(Extracted data entries)

^^^^^^^^^^^^^^^^

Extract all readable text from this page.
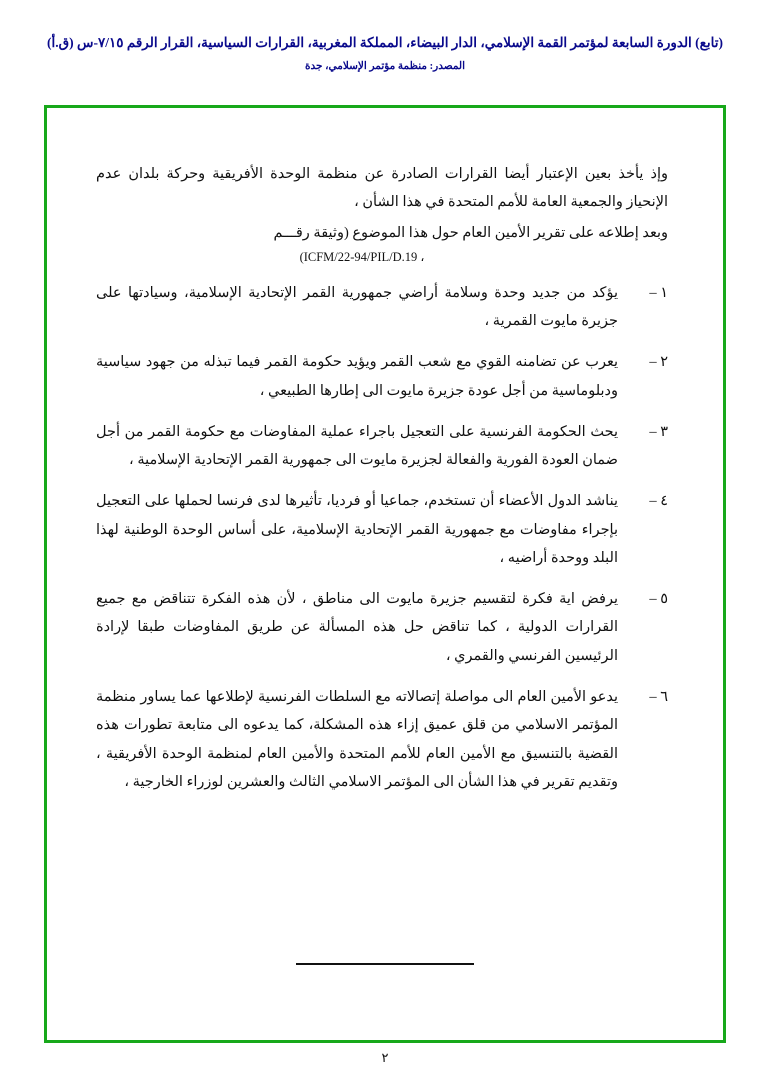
(تابع) الدورة السابعة لمؤتمر القمة الإسلامي، الدار البيضاء، المملكة المغربية، القرارات السياسية، القرار الرقم ٧/١٥-س (ق.أ)
المصدر: منظمة مؤتمر الإسلامي، جدة
وإذ يأخذ بعين الإعتبار أيضا القرارات الصادرة عن منظمة الوحدة الأفريقية وحركة بلدان عدم الإنحياز والجمعية العامة للأمم المتحدة في هذا الشأن ،
وبعد إطلاعه على تقرير الأمين العام حول هذا الموضوع (وثيقة رقـــم
(ICFM/22-94/PIL/D.19 ،
١ –
يؤكد من جديد وحدة وسلامة أراضي جمهورية القمر الإتحادية الإسلامية، وسيادتها على جزيرة مايوت القمرية ،
٢ –
يعرب عن تضامنه القوي مع شعب القمر ويؤيد حكومة القمر فيما تبذله من جهود سياسية ودبلوماسية من أجل عودة جزيرة مايوت الى إطارها الطبيعي ،
٣ –
يحث الحكومة الفرنسية على التعجيل باجراء عملية المفاوضات مع حكومة القمر من أجل ضمان العودة الفورية والفعالة لجزيرة مايوت الى جمهورية القمر الإتحادية الإسلامية ،
٤ –
يناشد الدول الأعضاء أن تستخدم، جماعيا أو فرديا، تأثيرها لدى فرنسا لحملها على التعجيل بإجراء مفاوضات مع جمهورية القمر الإتحادية الإسلامية، على أساس الوحدة الوطنية لهذا البلد ووحدة أراضيه ،
٥ –
يرفض اية فكرة لتقسيم جزيرة مايوت الى مناطق ، لأن هذه الفكرة تتناقض مع جميع القرارات الدولية ، كما تناقض حل هذه المسألة عن طريق المفاوضات طبقا لإرادة الرئيسين الفرنسي والقمري ،
٦ –
يدعو الأمين العام الى مواصلة إتصالاته مع السلطات الفرنسية لإطلاعها عما يساور منظمة المؤتمر الاسلامي من قلق عميق إزاء هذه المشكلة، كما يدعوه الى متابعة تطورات هذه القضية بالتنسيق مع الأمين العام للأمم المتحدة والأمين العام لمنظمة الوحدة الأفريقية ، وتقديم تقرير في هذا الشأن الى المؤتمر الاسلامي الثالث والعشرين لوزراء الخارجية ،
٢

^^^^^^^^^^^^^^^^

* Task to carry out: All lines above with "جمهورية" in them should be returned.

* Reply to the task:
يؤكد من جديد وحدة وسلامة أراضي جمهورية القمر الإتحادية الإسلامية، وسيادتها على جزيرة مايوت القمرية ،
يحث الحكومة الفرنسية على التعجيل باجراء عملية المفاوضات مع حكومة القمر من أجل ضمان العودة الفورية والفعالة لجزيرة مايوت الى جمهورية القمر الإتحادية الإسلامية ،
يناشد الدول الأعضاء أن تستخدم، جماعيا أو فرديا، تأثيرها لدى فرنسا لحملها على التعجيل بإجراء مفاوضات مع جمهورية القمر الإتحادية الإسلامية، على أساس الوحدة الوطنية لهذا البلد ووحدة أراضيه ،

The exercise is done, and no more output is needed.